▸ INFORMATION SUPPLIED:

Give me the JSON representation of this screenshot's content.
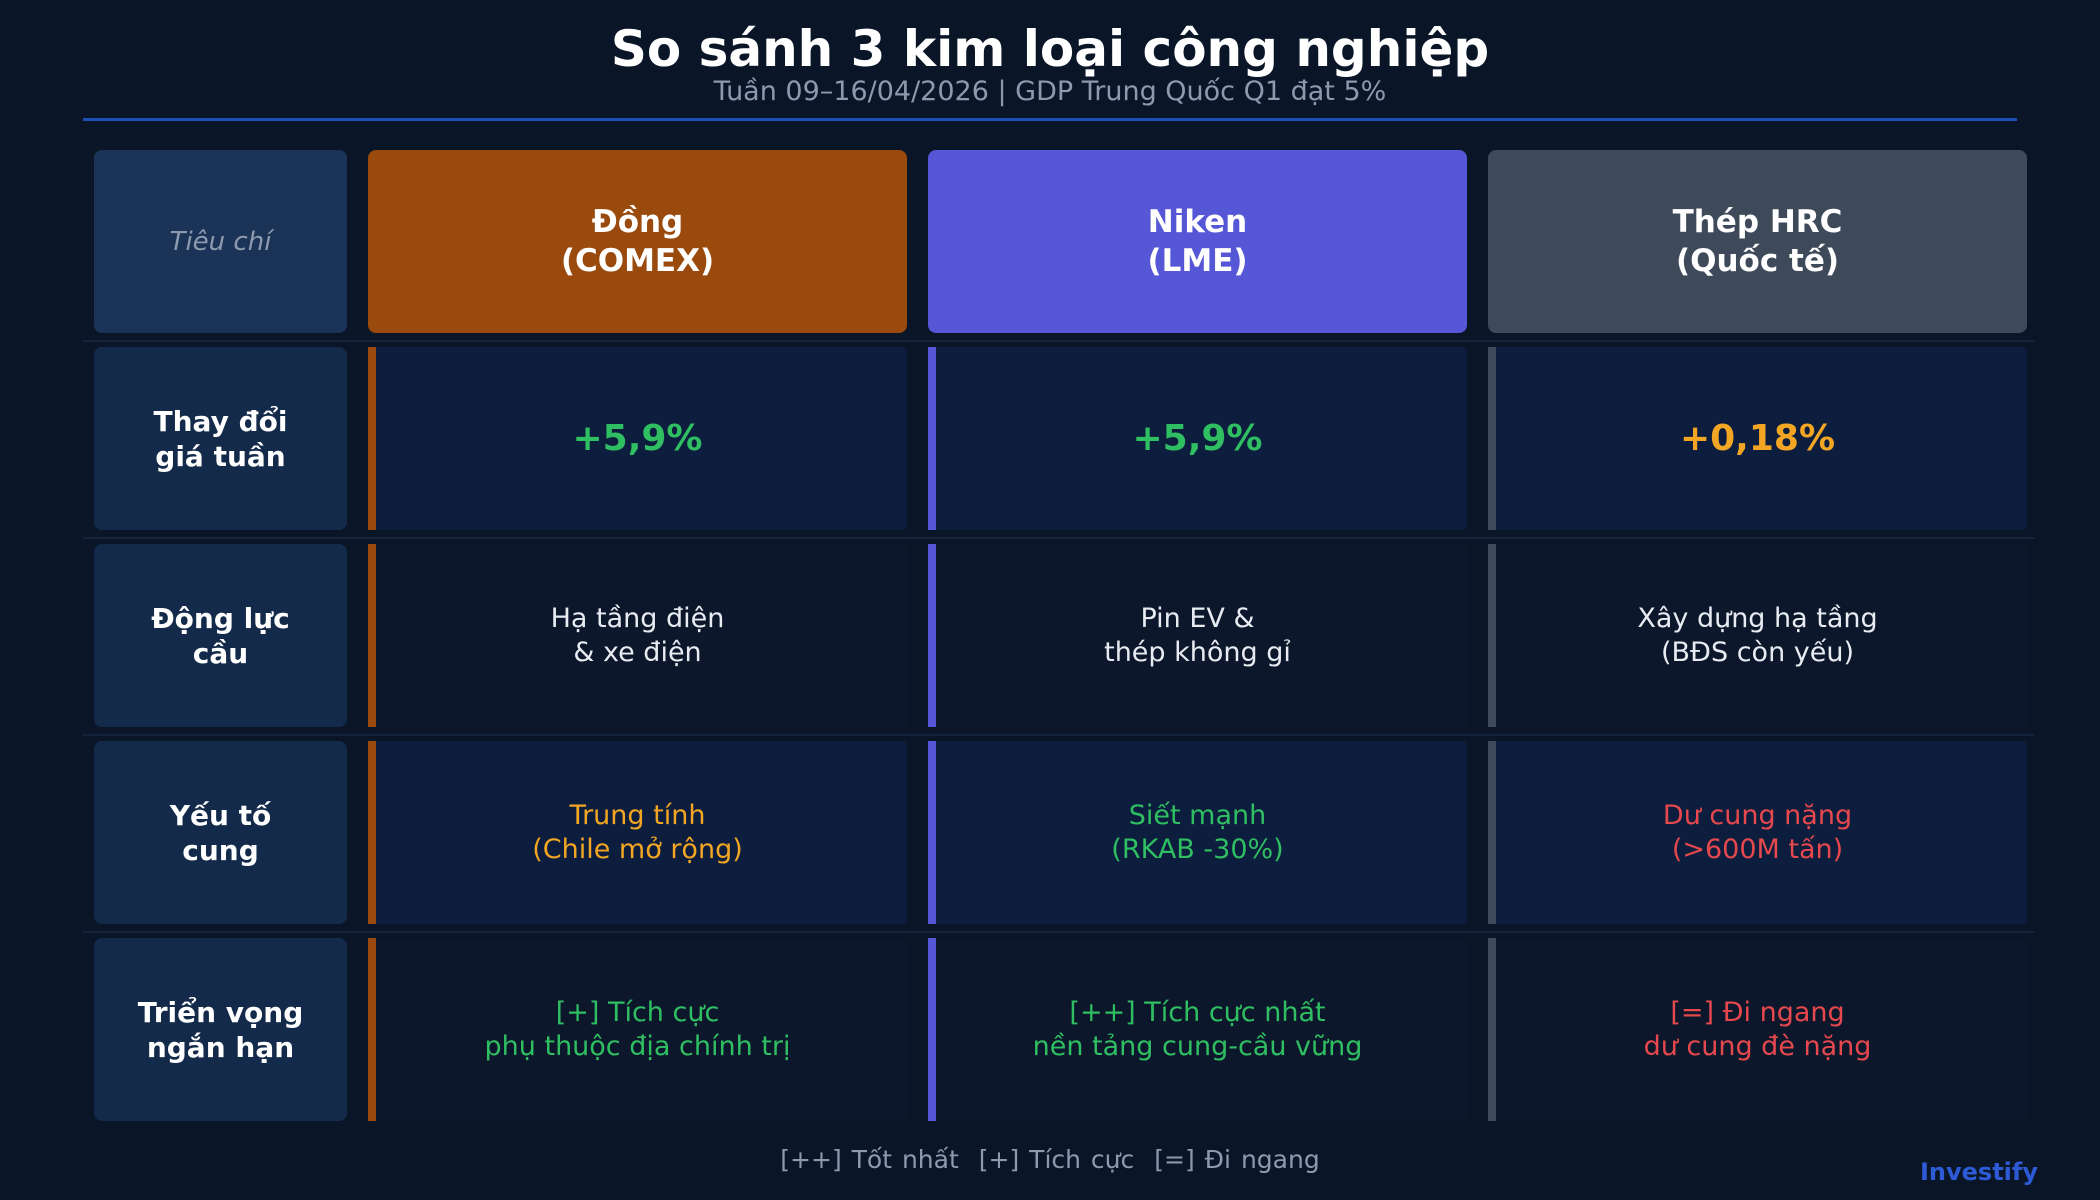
{
  "header": {
    "title": "So sánh 3 kim loại công nghiệp",
    "subtitle": "Tuần 09–16/04/2026 | GDP Trung Quốc Q1 đạt 5%"
  },
  "table": {
    "corner": "Tiêu chí",
    "columns": [
      {
        "lines": [
          "Đồng",
          "(COMEX)"
        ],
        "color": "#9a4a0c"
      },
      {
        "lines": [
          "Niken",
          "(LME)"
        ],
        "color": "#5657d6"
      },
      {
        "lines": [
          "Thép HRC",
          "(Quốc tế)"
        ],
        "color": "#3e4a5a"
      }
    ],
    "rows": [
      {
        "label": [
          "Thay đổi",
          "giá tuần"
        ],
        "cells": [
          {
            "lines": [
              "+5,9%"
            ],
            "color": "#2fbf62"
          },
          {
            "lines": [
              "+5,9%"
            ],
            "color": "#2fbf62"
          },
          {
            "lines": [
              "+0,18%"
            ],
            "color": "#f2a623"
          }
        ]
      },
      {
        "label": [
          "Động lực",
          "cầu"
        ],
        "cells": [
          {
            "lines": [
              "Hạ tầng điện",
              "& xe điện"
            ],
            "color": "#e8ecf2"
          },
          {
            "lines": [
              "Pin EV &",
              "thép không gỉ"
            ],
            "color": "#e8ecf2"
          },
          {
            "lines": [
              "Xây dựng hạ tầng",
              "(BĐS còn yếu)"
            ],
            "color": "#e8ecf2"
          }
        ]
      },
      {
        "label": [
          "Yếu tố",
          "cung"
        ],
        "cells": [
          {
            "lines": [
              "Trung tính",
              "(Chile mở rộng)"
            ],
            "color": "#f2a623"
          },
          {
            "lines": [
              "Siết mạnh",
              "(RKAB -30%)"
            ],
            "color": "#2fbf62"
          },
          {
            "lines": [
              "Dư cung nặng",
              "(>600M tấn)"
            ],
            "color": "#e5484d"
          }
        ]
      },
      {
        "label": [
          "Triển vọng",
          "ngắn hạn"
        ],
        "cells": [
          {
            "lines": [
              "[+] Tích cực",
              "phụ thuộc địa chính trị"
            ],
            "color": "#2fbf62"
          },
          {
            "lines": [
              "[++] Tích cực nhất",
              "nền tảng cung-cầu vững"
            ],
            "color": "#2fbf62"
          },
          {
            "lines": [
              "[=] Đi ngang",
              "dư cung đè nặng"
            ],
            "color": "#e5484d"
          }
        ]
      }
    ]
  },
  "legend": [
    "[++] Tốt nhất",
    "[+] Tích cực",
    "[=] Đi ngang"
  ],
  "brand": "Investify"
}
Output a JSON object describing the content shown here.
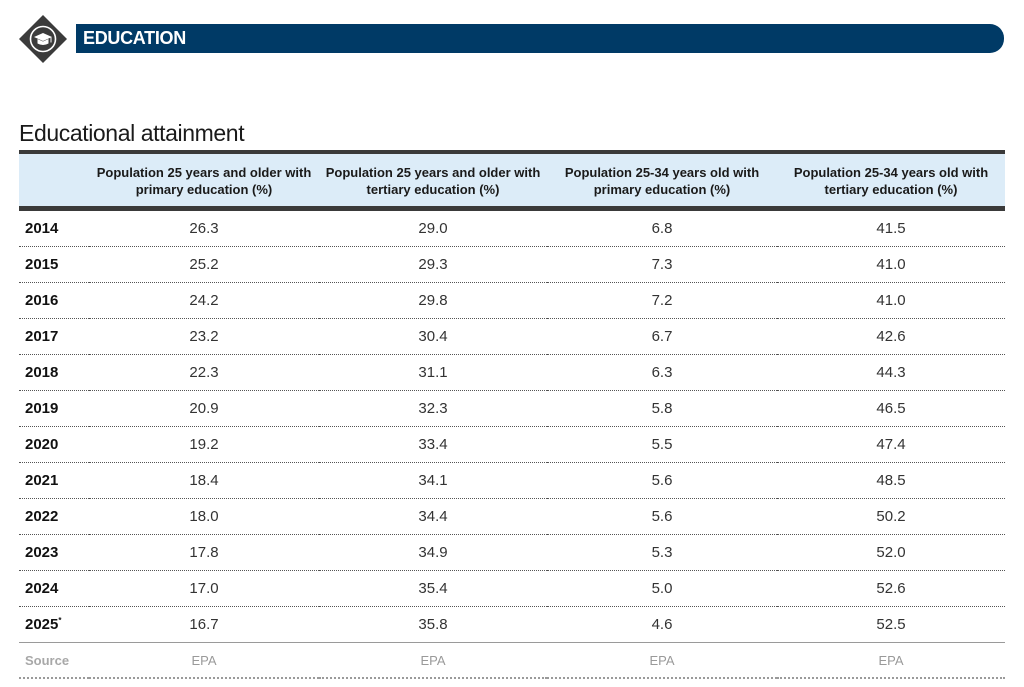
{
  "header": {
    "title": "EDUCATION",
    "badge_icon": "graduation-cap-icon",
    "colors": {
      "banner": "#003a66",
      "badge": "#3b3b3b",
      "table_header_bg": "#dcecf8"
    }
  },
  "section": {
    "title": "Educational attainment"
  },
  "table": {
    "columns": [
      "",
      "Population 25 years and older with primary education (%)",
      "Population 25 years and older with tertiary education (%)",
      "Population 25-34 years old with primary education (%)",
      "Population 25-34 years old with tertiary education (%)"
    ],
    "rows": [
      {
        "year": "2014",
        "footnote": "",
        "values": [
          "26.3",
          "29.0",
          "6.8",
          "41.5"
        ]
      },
      {
        "year": "2015",
        "footnote": "",
        "values": [
          "25.2",
          "29.3",
          "7.3",
          "41.0"
        ]
      },
      {
        "year": "2016",
        "footnote": "",
        "values": [
          "24.2",
          "29.8",
          "7.2",
          "41.0"
        ]
      },
      {
        "year": "2017",
        "footnote": "",
        "values": [
          "23.2",
          "30.4",
          "6.7",
          "42.6"
        ]
      },
      {
        "year": "2018",
        "footnote": "",
        "values": [
          "22.3",
          "31.1",
          "6.3",
          "44.3"
        ]
      },
      {
        "year": "2019",
        "footnote": "",
        "values": [
          "20.9",
          "32.3",
          "5.8",
          "46.5"
        ]
      },
      {
        "year": "2020",
        "footnote": "",
        "values": [
          "19.2",
          "33.4",
          "5.5",
          "47.4"
        ]
      },
      {
        "year": "2021",
        "footnote": "",
        "values": [
          "18.4",
          "34.1",
          "5.6",
          "48.5"
        ]
      },
      {
        "year": "2022",
        "footnote": "",
        "values": [
          "18.0",
          "34.4",
          "5.6",
          "50.2"
        ]
      },
      {
        "year": "2023",
        "footnote": "",
        "values": [
          "17.8",
          "34.9",
          "5.3",
          "52.0"
        ]
      },
      {
        "year": "2024",
        "footnote": "",
        "values": [
          "17.0",
          "35.4",
          "5.0",
          "52.6"
        ]
      },
      {
        "year": "2025",
        "footnote": "*",
        "values": [
          "16.7",
          "35.8",
          "4.6",
          "52.5"
        ]
      }
    ],
    "source": {
      "label": "Source",
      "values": [
        "EPA",
        "EPA",
        "EPA",
        "EPA"
      ]
    }
  }
}
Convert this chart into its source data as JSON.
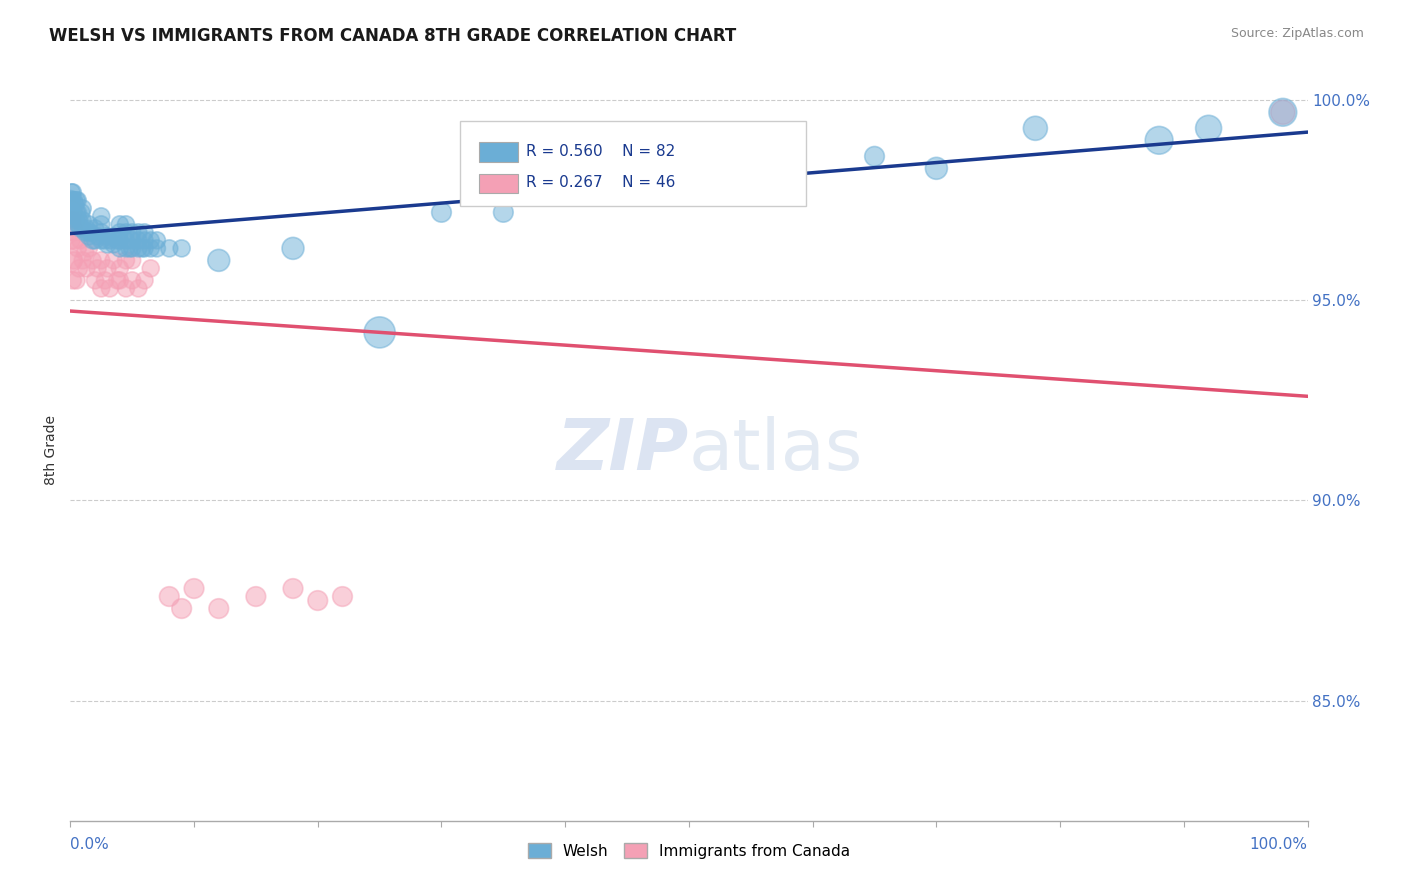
{
  "title": "WELSH VS IMMIGRANTS FROM CANADA 8TH GRADE CORRELATION CHART",
  "source": "Source: ZipAtlas.com",
  "ylabel": "8th Grade",
  "xlim": [
    0.0,
    1.0
  ],
  "ylim": [
    0.82,
    1.005
  ],
  "ytick_labels": [
    "85.0%",
    "90.0%",
    "95.0%",
    "100.0%"
  ],
  "ytick_values": [
    0.85,
    0.9,
    0.95,
    1.0
  ],
  "welsh_color": "#6baed6",
  "canada_color": "#f4a0b5",
  "welsh_R": 0.56,
  "welsh_N": 82,
  "canada_R": 0.267,
  "canada_N": 46,
  "trend_welsh_color": "#1a3a8f",
  "trend_canada_color": "#e05070",
  "watermark_zip": "ZIP",
  "watermark_atlas": "atlas",
  "background_color": "#ffffff",
  "grid_color": "#cccccc",
  "axis_color": "#aaaaaa",
  "welsh_scatter_x": [
    0.0,
    0.0,
    0.0,
    0.001,
    0.001,
    0.001,
    0.002,
    0.002,
    0.003,
    0.003,
    0.004,
    0.004,
    0.005,
    0.005,
    0.005,
    0.006,
    0.006,
    0.006,
    0.007,
    0.008,
    0.009,
    0.01,
    0.01,
    0.01,
    0.012,
    0.013,
    0.014,
    0.015,
    0.015,
    0.016,
    0.018,
    0.02,
    0.02,
    0.022,
    0.025,
    0.025,
    0.025,
    0.025,
    0.028,
    0.03,
    0.03,
    0.032,
    0.035,
    0.035,
    0.038,
    0.04,
    0.04,
    0.04,
    0.04,
    0.045,
    0.045,
    0.045,
    0.045,
    0.048,
    0.05,
    0.05,
    0.05,
    0.055,
    0.055,
    0.055,
    0.058,
    0.06,
    0.06,
    0.06,
    0.065,
    0.065,
    0.07,
    0.07,
    0.08,
    0.09,
    0.12,
    0.18,
    0.25,
    0.3,
    0.35,
    0.55,
    0.65,
    0.7,
    0.78,
    0.88,
    0.92,
    0.98
  ],
  "welsh_scatter_y": [
    0.975,
    0.973,
    0.969,
    0.977,
    0.973,
    0.975,
    0.972,
    0.977,
    0.971,
    0.975,
    0.974,
    0.971,
    0.97,
    0.972,
    0.975,
    0.969,
    0.972,
    0.975,
    0.97,
    0.968,
    0.972,
    0.968,
    0.97,
    0.973,
    0.967,
    0.968,
    0.967,
    0.966,
    0.969,
    0.967,
    0.965,
    0.965,
    0.968,
    0.966,
    0.965,
    0.967,
    0.969,
    0.971,
    0.965,
    0.964,
    0.966,
    0.965,
    0.964,
    0.966,
    0.965,
    0.963,
    0.965,
    0.967,
    0.969,
    0.963,
    0.965,
    0.967,
    0.969,
    0.963,
    0.963,
    0.965,
    0.967,
    0.963,
    0.965,
    0.967,
    0.963,
    0.963,
    0.965,
    0.967,
    0.963,
    0.965,
    0.963,
    0.965,
    0.963,
    0.963,
    0.96,
    0.963,
    0.942,
    0.972,
    0.972,
    0.985,
    0.986,
    0.983,
    0.993,
    0.99,
    0.993,
    0.997
  ],
  "welsh_scatter_s": [
    200,
    200,
    180,
    150,
    150,
    150,
    150,
    150,
    150,
    150,
    150,
    150,
    150,
    150,
    150,
    150,
    150,
    150,
    150,
    150,
    150,
    150,
    150,
    150,
    150,
    150,
    150,
    150,
    150,
    150,
    150,
    150,
    150,
    150,
    150,
    150,
    150,
    150,
    150,
    150,
    150,
    150,
    150,
    150,
    150,
    150,
    150,
    150,
    150,
    150,
    150,
    150,
    150,
    150,
    150,
    150,
    150,
    150,
    150,
    150,
    150,
    150,
    150,
    150,
    150,
    150,
    150,
    150,
    150,
    150,
    250,
    250,
    500,
    200,
    200,
    200,
    200,
    250,
    300,
    400,
    350,
    400
  ],
  "canada_scatter_x": [
    0.0,
    0.0,
    0.0,
    0.001,
    0.001,
    0.002,
    0.002,
    0.003,
    0.004,
    0.005,
    0.005,
    0.006,
    0.007,
    0.008,
    0.01,
    0.012,
    0.013,
    0.015,
    0.018,
    0.02,
    0.022,
    0.025,
    0.025,
    0.028,
    0.03,
    0.032,
    0.035,
    0.038,
    0.04,
    0.04,
    0.045,
    0.045,
    0.05,
    0.05,
    0.055,
    0.06,
    0.065,
    0.08,
    0.09,
    0.1,
    0.12,
    0.15,
    0.18,
    0.2,
    0.22,
    0.98
  ],
  "canada_scatter_y": [
    0.972,
    0.968,
    0.96,
    0.965,
    0.97,
    0.955,
    0.97,
    0.96,
    0.965,
    0.955,
    0.97,
    0.963,
    0.958,
    0.965,
    0.96,
    0.962,
    0.958,
    0.963,
    0.96,
    0.955,
    0.958,
    0.953,
    0.96,
    0.955,
    0.958,
    0.953,
    0.96,
    0.955,
    0.955,
    0.958,
    0.953,
    0.96,
    0.955,
    0.96,
    0.953,
    0.955,
    0.958,
    0.876,
    0.873,
    0.878,
    0.873,
    0.876,
    0.878,
    0.875,
    0.876,
    0.997
  ],
  "canada_scatter_s": [
    300,
    300,
    280,
    150,
    150,
    150,
    150,
    150,
    150,
    150,
    150,
    150,
    150,
    150,
    150,
    150,
    150,
    150,
    150,
    150,
    150,
    150,
    150,
    150,
    150,
    150,
    150,
    150,
    150,
    150,
    150,
    150,
    150,
    150,
    150,
    150,
    150,
    200,
    200,
    200,
    200,
    200,
    200,
    200,
    200,
    300
  ]
}
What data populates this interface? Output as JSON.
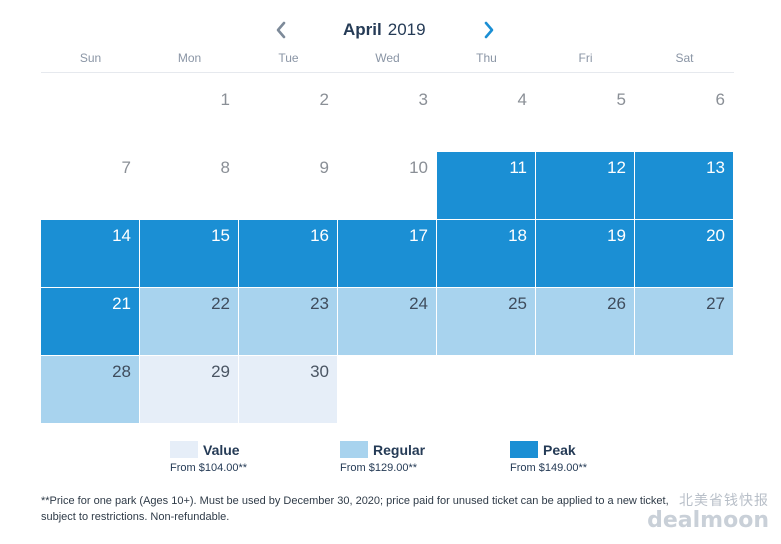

▸ WHAT YOU HAVE TO DO:
Copy out each line of the data containing the string "Output".

▸ RIGHT ANSWER:
Output a JSON object describing the content shown here.
What data populates this interface? Output as JSON.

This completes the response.